INSTRUCTIONS FOR THE TASK:
How many lines in these records hold the string "Congrats"? Reply with the number alone.

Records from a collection

▬▬▬

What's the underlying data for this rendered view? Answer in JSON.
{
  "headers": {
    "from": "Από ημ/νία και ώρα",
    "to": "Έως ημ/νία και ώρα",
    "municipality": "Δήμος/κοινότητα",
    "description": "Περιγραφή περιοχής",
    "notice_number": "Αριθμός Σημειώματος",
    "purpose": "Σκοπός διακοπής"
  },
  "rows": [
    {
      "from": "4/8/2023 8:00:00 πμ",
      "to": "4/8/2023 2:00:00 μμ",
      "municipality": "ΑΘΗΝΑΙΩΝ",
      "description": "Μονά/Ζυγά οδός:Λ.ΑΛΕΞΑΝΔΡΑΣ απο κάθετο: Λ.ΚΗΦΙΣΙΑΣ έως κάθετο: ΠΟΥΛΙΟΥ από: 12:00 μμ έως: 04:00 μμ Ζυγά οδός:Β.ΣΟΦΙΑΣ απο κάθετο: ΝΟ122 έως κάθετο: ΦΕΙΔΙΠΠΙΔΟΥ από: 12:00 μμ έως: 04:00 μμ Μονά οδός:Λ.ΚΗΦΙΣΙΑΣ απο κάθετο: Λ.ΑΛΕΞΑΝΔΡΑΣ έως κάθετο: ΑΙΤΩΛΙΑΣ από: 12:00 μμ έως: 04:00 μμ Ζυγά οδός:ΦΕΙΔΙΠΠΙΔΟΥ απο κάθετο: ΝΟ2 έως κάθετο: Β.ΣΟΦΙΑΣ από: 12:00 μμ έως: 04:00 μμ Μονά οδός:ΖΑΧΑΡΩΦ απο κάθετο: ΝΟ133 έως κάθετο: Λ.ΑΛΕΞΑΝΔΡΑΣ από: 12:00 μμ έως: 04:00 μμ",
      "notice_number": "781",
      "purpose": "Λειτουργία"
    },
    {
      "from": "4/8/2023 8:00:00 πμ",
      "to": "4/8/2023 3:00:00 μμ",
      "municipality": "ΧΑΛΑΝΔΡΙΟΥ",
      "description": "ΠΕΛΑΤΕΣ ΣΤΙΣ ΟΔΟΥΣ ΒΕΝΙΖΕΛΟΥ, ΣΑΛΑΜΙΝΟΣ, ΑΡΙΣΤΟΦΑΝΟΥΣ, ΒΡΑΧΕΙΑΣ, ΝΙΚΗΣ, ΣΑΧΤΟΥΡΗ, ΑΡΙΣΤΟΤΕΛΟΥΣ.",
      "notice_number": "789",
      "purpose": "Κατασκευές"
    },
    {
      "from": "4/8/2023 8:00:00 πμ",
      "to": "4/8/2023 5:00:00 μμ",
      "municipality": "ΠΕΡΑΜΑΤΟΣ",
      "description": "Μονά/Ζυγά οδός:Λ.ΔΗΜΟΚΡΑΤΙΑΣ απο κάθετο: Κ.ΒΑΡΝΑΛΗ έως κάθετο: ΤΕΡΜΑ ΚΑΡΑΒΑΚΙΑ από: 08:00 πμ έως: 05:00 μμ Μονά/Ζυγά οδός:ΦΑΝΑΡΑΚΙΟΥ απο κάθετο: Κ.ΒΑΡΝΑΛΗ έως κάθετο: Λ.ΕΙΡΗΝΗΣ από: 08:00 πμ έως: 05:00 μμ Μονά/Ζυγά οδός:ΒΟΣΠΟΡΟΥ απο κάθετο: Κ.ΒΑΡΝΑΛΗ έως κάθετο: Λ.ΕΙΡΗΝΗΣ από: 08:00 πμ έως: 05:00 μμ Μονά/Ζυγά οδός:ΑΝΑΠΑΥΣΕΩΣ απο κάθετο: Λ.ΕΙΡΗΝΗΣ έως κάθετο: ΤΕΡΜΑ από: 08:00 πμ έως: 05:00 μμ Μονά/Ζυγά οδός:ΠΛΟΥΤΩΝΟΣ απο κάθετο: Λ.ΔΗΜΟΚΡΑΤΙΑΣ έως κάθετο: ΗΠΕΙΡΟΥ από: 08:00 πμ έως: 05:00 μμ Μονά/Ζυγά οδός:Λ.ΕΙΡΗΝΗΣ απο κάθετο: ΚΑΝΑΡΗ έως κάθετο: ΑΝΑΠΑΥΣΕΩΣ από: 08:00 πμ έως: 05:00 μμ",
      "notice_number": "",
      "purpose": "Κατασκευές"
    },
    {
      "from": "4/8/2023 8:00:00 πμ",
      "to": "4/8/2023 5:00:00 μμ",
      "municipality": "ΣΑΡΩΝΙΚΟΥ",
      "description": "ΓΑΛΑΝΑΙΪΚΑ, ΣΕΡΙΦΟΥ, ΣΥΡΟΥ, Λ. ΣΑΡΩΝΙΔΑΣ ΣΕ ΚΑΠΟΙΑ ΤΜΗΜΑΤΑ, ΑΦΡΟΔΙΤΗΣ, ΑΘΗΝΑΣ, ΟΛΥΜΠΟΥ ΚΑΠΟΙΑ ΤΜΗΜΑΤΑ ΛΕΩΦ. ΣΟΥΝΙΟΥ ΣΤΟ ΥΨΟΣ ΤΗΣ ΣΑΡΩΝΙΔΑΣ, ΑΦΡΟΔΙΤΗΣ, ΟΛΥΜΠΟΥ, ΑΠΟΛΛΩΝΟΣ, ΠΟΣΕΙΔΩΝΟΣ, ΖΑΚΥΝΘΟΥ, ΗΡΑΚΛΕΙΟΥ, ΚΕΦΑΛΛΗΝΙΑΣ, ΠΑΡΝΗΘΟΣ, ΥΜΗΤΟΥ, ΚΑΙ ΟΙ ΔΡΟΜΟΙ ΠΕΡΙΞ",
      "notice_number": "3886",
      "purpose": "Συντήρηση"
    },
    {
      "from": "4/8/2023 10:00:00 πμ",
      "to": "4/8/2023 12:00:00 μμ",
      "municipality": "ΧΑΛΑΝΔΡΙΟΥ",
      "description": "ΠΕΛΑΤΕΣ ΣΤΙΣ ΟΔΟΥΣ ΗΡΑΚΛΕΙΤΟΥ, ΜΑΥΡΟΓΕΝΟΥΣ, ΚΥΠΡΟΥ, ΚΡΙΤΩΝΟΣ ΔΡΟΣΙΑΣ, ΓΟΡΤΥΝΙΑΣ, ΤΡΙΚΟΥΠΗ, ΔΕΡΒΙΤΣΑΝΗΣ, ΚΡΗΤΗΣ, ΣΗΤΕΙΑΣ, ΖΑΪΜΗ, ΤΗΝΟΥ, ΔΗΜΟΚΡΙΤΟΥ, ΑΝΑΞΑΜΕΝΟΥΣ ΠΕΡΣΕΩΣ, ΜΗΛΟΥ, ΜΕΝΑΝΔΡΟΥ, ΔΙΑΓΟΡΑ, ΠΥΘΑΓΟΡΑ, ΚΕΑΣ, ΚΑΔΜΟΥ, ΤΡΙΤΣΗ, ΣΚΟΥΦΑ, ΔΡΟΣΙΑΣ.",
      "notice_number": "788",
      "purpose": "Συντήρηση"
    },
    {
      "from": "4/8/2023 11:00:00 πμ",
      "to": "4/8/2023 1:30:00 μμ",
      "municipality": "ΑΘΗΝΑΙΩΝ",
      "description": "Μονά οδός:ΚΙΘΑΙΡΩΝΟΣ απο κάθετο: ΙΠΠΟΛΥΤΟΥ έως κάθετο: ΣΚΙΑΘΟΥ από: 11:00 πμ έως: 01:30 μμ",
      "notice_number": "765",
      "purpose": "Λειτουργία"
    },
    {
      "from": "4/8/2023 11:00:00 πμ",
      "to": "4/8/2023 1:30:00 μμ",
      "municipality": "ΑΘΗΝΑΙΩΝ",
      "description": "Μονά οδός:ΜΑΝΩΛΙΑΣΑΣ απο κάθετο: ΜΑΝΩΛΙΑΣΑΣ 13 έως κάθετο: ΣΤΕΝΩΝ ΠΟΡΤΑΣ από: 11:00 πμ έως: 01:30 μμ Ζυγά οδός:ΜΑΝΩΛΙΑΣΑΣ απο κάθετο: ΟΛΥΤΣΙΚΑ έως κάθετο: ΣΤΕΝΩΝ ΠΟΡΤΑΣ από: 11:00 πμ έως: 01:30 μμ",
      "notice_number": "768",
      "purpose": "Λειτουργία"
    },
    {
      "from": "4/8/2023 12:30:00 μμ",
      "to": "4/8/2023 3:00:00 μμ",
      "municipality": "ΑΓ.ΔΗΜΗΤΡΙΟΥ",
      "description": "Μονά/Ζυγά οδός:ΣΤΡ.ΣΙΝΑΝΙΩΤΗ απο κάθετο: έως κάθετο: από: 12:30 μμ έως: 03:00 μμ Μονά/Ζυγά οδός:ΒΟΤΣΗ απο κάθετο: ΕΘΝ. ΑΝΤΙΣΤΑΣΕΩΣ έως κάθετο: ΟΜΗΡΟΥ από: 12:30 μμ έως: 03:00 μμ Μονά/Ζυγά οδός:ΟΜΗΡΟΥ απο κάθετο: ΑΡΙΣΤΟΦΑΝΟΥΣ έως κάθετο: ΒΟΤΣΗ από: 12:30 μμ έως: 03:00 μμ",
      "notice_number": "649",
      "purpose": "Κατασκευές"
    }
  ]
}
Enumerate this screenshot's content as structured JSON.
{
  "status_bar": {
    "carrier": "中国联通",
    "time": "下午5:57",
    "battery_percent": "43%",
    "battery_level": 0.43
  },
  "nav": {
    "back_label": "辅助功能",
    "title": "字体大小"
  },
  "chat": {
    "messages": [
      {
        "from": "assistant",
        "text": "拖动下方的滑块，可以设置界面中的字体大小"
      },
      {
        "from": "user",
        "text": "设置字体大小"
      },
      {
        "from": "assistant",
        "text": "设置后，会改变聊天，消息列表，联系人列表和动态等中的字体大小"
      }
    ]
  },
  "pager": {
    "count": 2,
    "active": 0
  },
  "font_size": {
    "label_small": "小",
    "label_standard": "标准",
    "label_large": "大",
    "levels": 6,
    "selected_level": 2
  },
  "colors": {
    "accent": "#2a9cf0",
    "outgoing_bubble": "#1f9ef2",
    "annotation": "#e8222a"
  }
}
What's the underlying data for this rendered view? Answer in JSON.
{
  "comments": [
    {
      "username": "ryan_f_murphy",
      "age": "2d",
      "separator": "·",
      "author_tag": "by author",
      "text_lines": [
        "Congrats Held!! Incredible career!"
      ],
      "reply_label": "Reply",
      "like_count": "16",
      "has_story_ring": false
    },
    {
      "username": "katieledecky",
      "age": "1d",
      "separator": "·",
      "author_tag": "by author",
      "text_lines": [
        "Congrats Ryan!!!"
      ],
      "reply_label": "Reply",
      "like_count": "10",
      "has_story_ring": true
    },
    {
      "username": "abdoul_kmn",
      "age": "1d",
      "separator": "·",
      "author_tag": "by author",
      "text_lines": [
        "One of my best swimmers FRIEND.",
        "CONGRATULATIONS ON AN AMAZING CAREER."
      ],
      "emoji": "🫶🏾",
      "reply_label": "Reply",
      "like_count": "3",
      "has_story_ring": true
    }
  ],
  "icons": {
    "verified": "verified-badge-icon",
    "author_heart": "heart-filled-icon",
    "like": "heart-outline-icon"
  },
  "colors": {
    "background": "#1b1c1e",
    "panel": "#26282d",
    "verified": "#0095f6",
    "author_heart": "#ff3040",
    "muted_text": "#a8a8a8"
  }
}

▬▬▬

CORRECT RESULT:
2